Instruction — Repeat, exactly and completely, the material that follows. Omit the pictures.

Provided entries —
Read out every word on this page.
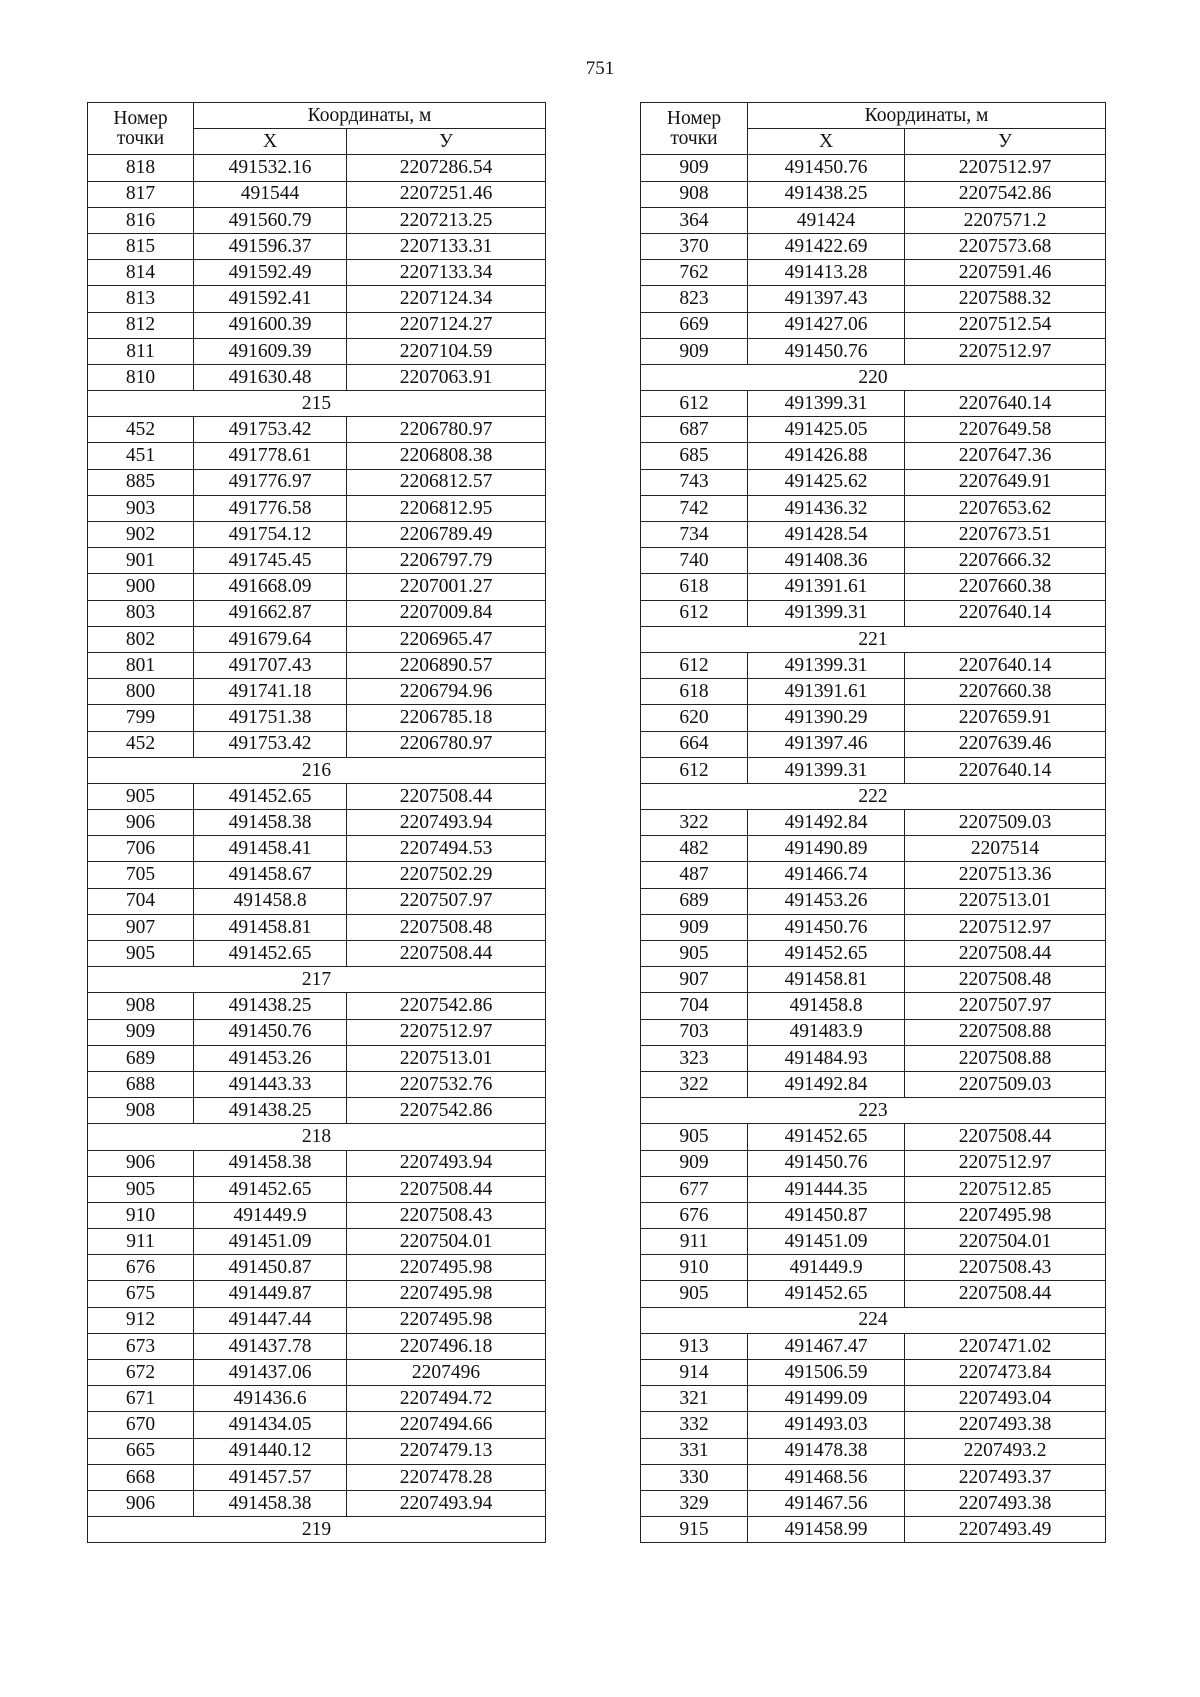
751
Номер
точки	Координаты, м	
	X	У
818	491532.16	2207286.54
817	491544	2207251.46
816	491560.79	2207213.25
815	491596.37	2207133.31
814	491592.49	2207133.34
813	491592.41	2207124.34
812	491600.39	2207124.27
811	491609.39	2207104.59
810	491630.48	2207063.91
215		
452	491753.42	2206780.97
451	491778.61	2206808.38
885	491776.97	2206812.57
903	491776.58	2206812.95
902	491754.12	2206789.49
901	491745.45	2206797.79
900	491668.09	2207001.27
803	491662.87	2207009.84
802	491679.64	2206965.47
801	491707.43	2206890.57
800	491741.18	2206794.96
799	491751.38	2206785.18
452	491753.42	2206780.97
216		
905	491452.65	2207508.44
906	491458.38	2207493.94
706	491458.41	2207494.53
705	491458.67	2207502.29
704	491458.8	2207507.97
907	491458.81	2207508.48
905	491452.65	2207508.44
217		
908	491438.25	2207542.86
909	491450.76	2207512.97
689	491453.26	2207513.01
688	491443.33	2207532.76
908	491438.25	2207542.86
218		
906	491458.38	2207493.94
905	491452.65	2207508.44
910	491449.9	2207508.43
911	491451.09	2207504.01
676	491450.87	2207495.98
675	491449.87	2207495.98
912	491447.44	2207495.98
673	491437.78	2207496.18
672	491437.06	2207496
671	491436.6	2207494.72
670	491434.05	2207494.66
665	491440.12	2207479.13
668	491457.57	2207478.28
906	491458.38	2207493.94
219		
Номер
точки	Координаты, м	
	X	У
909	491450.76	2207512.97
908	491438.25	2207542.86
364	491424	2207571.2
370	491422.69	2207573.68
762	491413.28	2207591.46
823	491397.43	2207588.32
669	491427.06	2207512.54
909	491450.76	2207512.97
220		
612	491399.31	2207640.14
687	491425.05	2207649.58
685	491426.88	2207647.36
743	491425.62	2207649.91
742	491436.32	2207653.62
734	491428.54	2207673.51
740	491408.36	2207666.32
618	491391.61	2207660.38
612	491399.31	2207640.14
221		
612	491399.31	2207640.14
618	491391.61	2207660.38
620	491390.29	2207659.91
664	491397.46	2207639.46
612	491399.31	2207640.14
222		
322	491492.84	2207509.03
482	491490.89	2207514
487	491466.74	2207513.36
689	491453.26	2207513.01
909	491450.76	2207512.97
905	491452.65	2207508.44
907	491458.81	2207508.48
704	491458.8	2207507.97
703	491483.9	2207508.88
323	491484.93	2207508.88
322	491492.84	2207509.03
223		
905	491452.65	2207508.44
909	491450.76	2207512.97
677	491444.35	2207512.85
676	491450.87	2207495.98
911	491451.09	2207504.01
910	491449.9	2207508.43
905	491452.65	2207508.44
224		
913	491467.47	2207471.02
914	491506.59	2207473.84
321	491499.09	2207493.04
332	491493.03	2207493.38
331	491478.38	2207493.2
330	491468.56	2207493.37
329	491467.56	2207493.38
915	491458.99	2207493.49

Response —
Read out every word on this page.
751
Номер
точки	Координаты, м	
	X	У
818	491532.16	2207286.54
817	491544	2207251.46
816	491560.79	2207213.25
815	491596.37	2207133.31
814	491592.49	2207133.34
813	491592.41	2207124.34
812	491600.39	2207124.27
811	491609.39	2207104.59
810	491630.48	2207063.91
215		
452	491753.42	2206780.97
451	491778.61	2206808.38
885	491776.97	2206812.57
903	491776.58	2206812.95
902	491754.12	2206789.49
901	491745.45	2206797.79
900	491668.09	2207001.27
803	491662.87	2207009.84
802	491679.64	2206965.47
801	491707.43	2206890.57
800	491741.18	2206794.96
799	491751.38	2206785.18
452	491753.42	2206780.97
216		
905	491452.65	2207508.44
906	491458.38	2207493.94
706	491458.41	2207494.53
705	491458.67	2207502.29
704	491458.8	2207507.97
907	491458.81	2207508.48
905	491452.65	2207508.44
217		
908	491438.25	2207542.86
909	491450.76	2207512.97
689	491453.26	2207513.01
688	491443.33	2207532.76
908	491438.25	2207542.86
218		
906	491458.38	2207493.94
905	491452.65	2207508.44
910	491449.9	2207508.43
911	491451.09	2207504.01
676	491450.87	2207495.98
675	491449.87	2207495.98
912	491447.44	2207495.98
673	491437.78	2207496.18
672	491437.06	2207496
671	491436.6	2207494.72
670	491434.05	2207494.66
665	491440.12	2207479.13
668	491457.57	2207478.28
906	491458.38	2207493.94
219		
Номер
точки	Координаты, м	
	X	У
909	491450.76	2207512.97
908	491438.25	2207542.86
364	491424	2207571.2
370	491422.69	2207573.68
762	491413.28	2207591.46
823	491397.43	2207588.32
669	491427.06	2207512.54
909	491450.76	2207512.97
220		
612	491399.31	2207640.14
687	491425.05	2207649.58
685	491426.88	2207647.36
743	491425.62	2207649.91
742	491436.32	2207653.62
734	491428.54	2207673.51
740	491408.36	2207666.32
618	491391.61	2207660.38
612	491399.31	2207640.14
221		
612	491399.31	2207640.14
618	491391.61	2207660.38
620	491390.29	2207659.91
664	491397.46	2207639.46
612	491399.31	2207640.14
222		
322	491492.84	2207509.03
482	491490.89	2207514
487	491466.74	2207513.36
689	491453.26	2207513.01
909	491450.76	2207512.97
905	491452.65	2207508.44
907	491458.81	2207508.48
704	491458.8	2207507.97
703	491483.9	2207508.88
323	491484.93	2207508.88
322	491492.84	2207509.03
223		
905	491452.65	2207508.44
909	491450.76	2207512.97
677	491444.35	2207512.85
676	491450.87	2207495.98
911	491451.09	2207504.01
910	491449.9	2207508.43
905	491452.65	2207508.44
224		
913	491467.47	2207471.02
914	491506.59	2207473.84
321	491499.09	2207493.04
332	491493.03	2207493.38
331	491478.38	2207493.2
330	491468.56	2207493.37
329	491467.56	2207493.38
915	491458.99	2207493.49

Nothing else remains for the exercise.